> [Work to do] Identify all lines in the data containing the string "text". Copy them out.
* Begin Task material *
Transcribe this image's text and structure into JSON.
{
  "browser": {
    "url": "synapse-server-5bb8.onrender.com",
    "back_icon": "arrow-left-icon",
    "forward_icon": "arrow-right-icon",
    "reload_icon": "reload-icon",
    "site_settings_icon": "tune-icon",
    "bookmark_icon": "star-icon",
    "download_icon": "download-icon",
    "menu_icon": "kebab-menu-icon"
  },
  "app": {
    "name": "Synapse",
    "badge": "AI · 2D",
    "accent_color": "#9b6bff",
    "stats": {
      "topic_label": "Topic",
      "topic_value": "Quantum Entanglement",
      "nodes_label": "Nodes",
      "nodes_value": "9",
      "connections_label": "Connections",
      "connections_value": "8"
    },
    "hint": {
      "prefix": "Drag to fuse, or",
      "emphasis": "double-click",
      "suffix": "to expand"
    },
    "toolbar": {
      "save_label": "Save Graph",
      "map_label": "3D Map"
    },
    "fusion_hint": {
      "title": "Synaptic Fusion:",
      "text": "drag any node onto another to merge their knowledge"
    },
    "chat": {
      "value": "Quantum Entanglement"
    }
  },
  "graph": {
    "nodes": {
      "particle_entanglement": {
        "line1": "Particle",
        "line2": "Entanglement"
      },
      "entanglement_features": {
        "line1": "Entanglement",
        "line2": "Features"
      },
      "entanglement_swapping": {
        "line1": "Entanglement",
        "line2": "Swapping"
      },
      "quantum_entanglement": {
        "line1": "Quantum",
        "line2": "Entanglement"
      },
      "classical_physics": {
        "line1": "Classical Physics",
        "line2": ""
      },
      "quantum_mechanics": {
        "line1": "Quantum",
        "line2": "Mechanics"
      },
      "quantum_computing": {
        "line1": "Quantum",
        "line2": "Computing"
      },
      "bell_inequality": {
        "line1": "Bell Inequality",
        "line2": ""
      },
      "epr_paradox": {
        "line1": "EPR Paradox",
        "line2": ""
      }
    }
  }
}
* End Task material *
> [Answer to the task]
Transcribe this image's text and structure into JSON.
      "text": "drag any node onto another to merge their knowledge"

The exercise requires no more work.